**Working data**
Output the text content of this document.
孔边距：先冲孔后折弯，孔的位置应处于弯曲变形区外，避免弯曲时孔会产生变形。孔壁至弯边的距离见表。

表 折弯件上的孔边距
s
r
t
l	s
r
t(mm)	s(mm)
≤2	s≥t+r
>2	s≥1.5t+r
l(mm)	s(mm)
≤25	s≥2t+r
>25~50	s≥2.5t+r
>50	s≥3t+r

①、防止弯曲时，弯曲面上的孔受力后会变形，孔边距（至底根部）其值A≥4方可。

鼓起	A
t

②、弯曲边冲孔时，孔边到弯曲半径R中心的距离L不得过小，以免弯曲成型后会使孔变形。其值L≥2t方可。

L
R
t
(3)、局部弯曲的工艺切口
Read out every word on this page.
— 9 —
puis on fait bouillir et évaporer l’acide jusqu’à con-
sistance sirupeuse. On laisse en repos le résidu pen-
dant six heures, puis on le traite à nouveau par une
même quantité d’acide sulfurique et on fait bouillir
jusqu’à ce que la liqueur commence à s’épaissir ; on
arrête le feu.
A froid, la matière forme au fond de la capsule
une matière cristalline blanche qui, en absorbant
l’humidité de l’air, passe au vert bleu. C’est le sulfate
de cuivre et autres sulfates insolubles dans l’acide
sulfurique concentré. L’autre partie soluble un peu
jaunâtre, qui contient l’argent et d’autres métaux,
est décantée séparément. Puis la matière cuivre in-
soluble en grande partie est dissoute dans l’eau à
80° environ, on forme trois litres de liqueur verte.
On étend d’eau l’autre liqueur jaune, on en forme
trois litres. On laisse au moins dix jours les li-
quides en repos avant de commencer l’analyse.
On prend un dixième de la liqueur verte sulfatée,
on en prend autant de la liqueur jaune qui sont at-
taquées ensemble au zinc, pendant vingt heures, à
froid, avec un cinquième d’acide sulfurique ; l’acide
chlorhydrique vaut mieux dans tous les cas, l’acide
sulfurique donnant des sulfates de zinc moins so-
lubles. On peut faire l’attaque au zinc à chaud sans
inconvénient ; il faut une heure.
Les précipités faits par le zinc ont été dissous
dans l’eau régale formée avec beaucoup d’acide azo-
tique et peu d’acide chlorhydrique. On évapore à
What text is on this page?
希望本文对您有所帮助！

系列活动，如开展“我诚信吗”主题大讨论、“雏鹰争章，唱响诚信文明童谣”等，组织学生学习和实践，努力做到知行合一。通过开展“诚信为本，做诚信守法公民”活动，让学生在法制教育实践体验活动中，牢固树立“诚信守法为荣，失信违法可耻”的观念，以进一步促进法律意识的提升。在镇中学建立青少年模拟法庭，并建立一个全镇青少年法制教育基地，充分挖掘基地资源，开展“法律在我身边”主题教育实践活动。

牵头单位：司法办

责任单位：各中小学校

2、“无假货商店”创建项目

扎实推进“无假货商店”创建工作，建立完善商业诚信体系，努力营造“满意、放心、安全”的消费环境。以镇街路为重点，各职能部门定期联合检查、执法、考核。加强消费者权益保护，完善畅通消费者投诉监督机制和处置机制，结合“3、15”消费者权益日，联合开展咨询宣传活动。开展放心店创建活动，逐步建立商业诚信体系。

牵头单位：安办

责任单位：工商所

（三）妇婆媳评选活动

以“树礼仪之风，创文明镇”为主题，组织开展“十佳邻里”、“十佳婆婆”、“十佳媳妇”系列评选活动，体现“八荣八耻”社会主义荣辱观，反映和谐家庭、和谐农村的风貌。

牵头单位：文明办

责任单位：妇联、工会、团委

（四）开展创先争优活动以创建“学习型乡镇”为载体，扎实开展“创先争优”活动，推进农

**What this task involves**
Extract all the entries word for word.

**Exercise answer**
Output the text content of this document.
孔边距：先冲孔后折弯，孔的位置应处于弯曲变形区外，避免弯曲时孔会产生变形。孔壁至弯边的距离见表。

表 折弯件上的孔边距
s
r
t
l	s
r
t(mm)	s(mm)
≤2	s≥t+r
>2	s≥1.5t+r
l(mm)	s(mm)
≤25	s≥2t+r
>25~50	s≥2.5t+r
>50	s≥3t+r

①、防止弯曲时，弯曲面上的孔受力后会变形，孔边距（至底根部）其值A≥4方可。

鼓起	A
t

②、弯曲边冲孔时，孔边到弯曲半径R中心的距离L不得过小，以免弯曲成型后会使孔变形。其值L≥2t方可。

L
R
t
(3)、局部弯曲的工艺切口
Read out every word on this page.
— 9 —
puis on fait bouillir et évaporer l’acide jusqu’à con-
sistance sirupeuse. On laisse en repos le résidu pen-
dant six heures, puis on le traite à nouveau par une
même quantité d’acide sulfurique et on fait bouillir
jusqu’à ce que la liqueur commence à s’épaissir ; on
arrête le feu.
A froid, la matière forme au fond de la capsule
une matière cristalline blanche qui, en absorbant
l’humidité de l’air, passe au vert bleu. C’est le sulfate
de cuivre et autres sulfates insolubles dans l’acide
sulfurique concentré. L’autre partie soluble un peu
jaunâtre, qui contient l’argent et d’autres métaux,
est décantée séparément. Puis la matière cuivre in-
soluble en grande partie est dissoute dans l’eau à
80° environ, on forme trois litres de liqueur verte.
On étend d’eau l’autre liqueur jaune, on en forme
trois litres. On laisse au moins dix jours les li-
quides en repos avant de commencer l’analyse.
On prend un dixième de la liqueur verte sulfatée,
on en prend autant de la liqueur jaune qui sont at-
taquées ensemble au zinc, pendant vingt heures, à
froid, avec un cinquième d’acide sulfurique ; l’acide
chlorhydrique vaut mieux dans tous les cas, l’acide
sulfurique donnant des sulfates de zinc moins so-
lubles. On peut faire l’attaque au zinc à chaud sans
inconvénient ; il faut une heure.
Les précipités faits par le zinc ont été dissous
dans l’eau régale formée avec beaucoup d’acide azo-
tique et peu d’acide chlorhydrique. On évapore à
What text is on this page?
希望本文对您有所帮助！

系列活动，如开展“我诚信吗”主题大讨论、“雏鹰争章，唱响诚信文明童谣”等，组织学生学习和实践，努力做到知行合一。通过开展“诚信为本，做诚信守法公民”活动，让学生在法制教育实践体验活动中，牢固树立“诚信守法为荣，失信违法可耻”的观念，以进一步促进法律意识的提升。在镇中学建立青少年模拟法庭，并建立一个全镇青少年法制教育基地，充分挖掘基地资源，开展“法律在我身边”主题教育实践活动。

牵头单位：司法办

责任单位：各中小学校

2、“无假货商店”创建项目

扎实推进“无假货商店”创建工作，建立完善商业诚信体系，努力营造“满意、放心、安全”的消费环境。以镇街路为重点，各职能部门定期联合检查、执法、考核。加强消费者权益保护，完善畅通消费者投诉监督机制和处置机制，结合“3、15”消费者权益日，联合开展咨询宣传活动。开展放心店创建活动，逐步建立商业诚信体系。

牵头单位：安办

责任单位：工商所

（三）妇婆媳评选活动

以“树礼仪之风，创文明镇”为主题，组织开展“十佳邻里”、“十佳婆婆”、“十佳媳妇”系列评选活动，体现“八荣八耻”社会主义荣辱观，反映和谐家庭、和谐农村的风貌。

牵头单位：文明办

责任单位：妇联、工会、团委

（四）开展创先争优活动以创建“学习型乡镇”为载体，扎实开展“创先争优”活动，推进农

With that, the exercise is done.